*** Stored rows

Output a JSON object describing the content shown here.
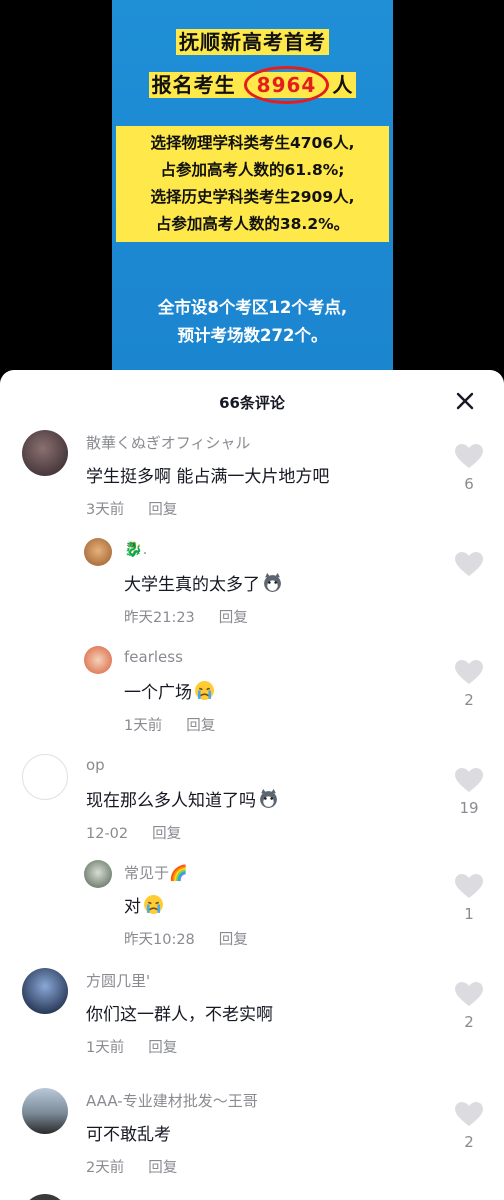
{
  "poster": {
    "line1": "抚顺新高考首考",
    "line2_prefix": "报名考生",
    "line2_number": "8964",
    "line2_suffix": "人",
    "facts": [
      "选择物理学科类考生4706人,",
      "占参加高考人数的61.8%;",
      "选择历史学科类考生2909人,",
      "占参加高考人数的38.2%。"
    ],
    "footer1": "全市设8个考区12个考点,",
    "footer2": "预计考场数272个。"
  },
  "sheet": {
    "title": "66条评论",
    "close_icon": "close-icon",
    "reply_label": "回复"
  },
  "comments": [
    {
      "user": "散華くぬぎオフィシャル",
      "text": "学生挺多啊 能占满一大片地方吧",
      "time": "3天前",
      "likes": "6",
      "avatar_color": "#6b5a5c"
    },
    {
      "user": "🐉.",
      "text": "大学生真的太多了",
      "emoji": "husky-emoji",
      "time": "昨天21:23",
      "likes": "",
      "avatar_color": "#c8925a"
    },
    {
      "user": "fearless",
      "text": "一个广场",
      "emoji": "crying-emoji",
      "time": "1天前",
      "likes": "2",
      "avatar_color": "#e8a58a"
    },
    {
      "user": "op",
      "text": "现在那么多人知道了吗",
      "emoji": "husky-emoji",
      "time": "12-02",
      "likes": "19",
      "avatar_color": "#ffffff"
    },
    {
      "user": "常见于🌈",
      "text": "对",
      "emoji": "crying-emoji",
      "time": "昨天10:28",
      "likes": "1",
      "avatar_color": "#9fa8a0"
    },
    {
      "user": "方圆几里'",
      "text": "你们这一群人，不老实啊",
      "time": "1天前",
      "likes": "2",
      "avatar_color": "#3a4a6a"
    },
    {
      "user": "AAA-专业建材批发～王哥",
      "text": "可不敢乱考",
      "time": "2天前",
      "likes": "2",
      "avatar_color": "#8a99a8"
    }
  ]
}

******
*** Stored rows

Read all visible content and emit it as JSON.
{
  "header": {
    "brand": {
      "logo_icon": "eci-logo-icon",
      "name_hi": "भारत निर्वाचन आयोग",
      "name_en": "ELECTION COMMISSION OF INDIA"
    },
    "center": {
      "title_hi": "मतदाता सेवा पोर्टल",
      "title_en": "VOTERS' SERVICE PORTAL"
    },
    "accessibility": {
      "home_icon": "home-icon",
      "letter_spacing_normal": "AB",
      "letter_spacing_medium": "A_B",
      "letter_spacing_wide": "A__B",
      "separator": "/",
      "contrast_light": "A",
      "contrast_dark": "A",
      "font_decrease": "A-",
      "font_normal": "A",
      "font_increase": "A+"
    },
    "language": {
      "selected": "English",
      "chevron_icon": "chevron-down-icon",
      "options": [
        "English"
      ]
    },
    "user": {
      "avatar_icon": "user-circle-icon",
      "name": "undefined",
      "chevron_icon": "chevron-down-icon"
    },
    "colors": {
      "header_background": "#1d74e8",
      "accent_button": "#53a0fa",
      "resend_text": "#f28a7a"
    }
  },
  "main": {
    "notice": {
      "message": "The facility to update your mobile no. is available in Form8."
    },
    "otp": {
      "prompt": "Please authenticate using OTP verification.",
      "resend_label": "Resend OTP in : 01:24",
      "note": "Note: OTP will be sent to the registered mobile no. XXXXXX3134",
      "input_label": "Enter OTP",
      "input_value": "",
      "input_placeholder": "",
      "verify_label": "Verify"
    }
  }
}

******

_Exercise task_.
Where a line above includes "likes", copy that line.

_Exercise solution_.
      "likes": "6",
      "likes": "",
      "likes": "2",
      "likes": "19",
      "likes": "1",
      "likes": "2",
      "likes": "2",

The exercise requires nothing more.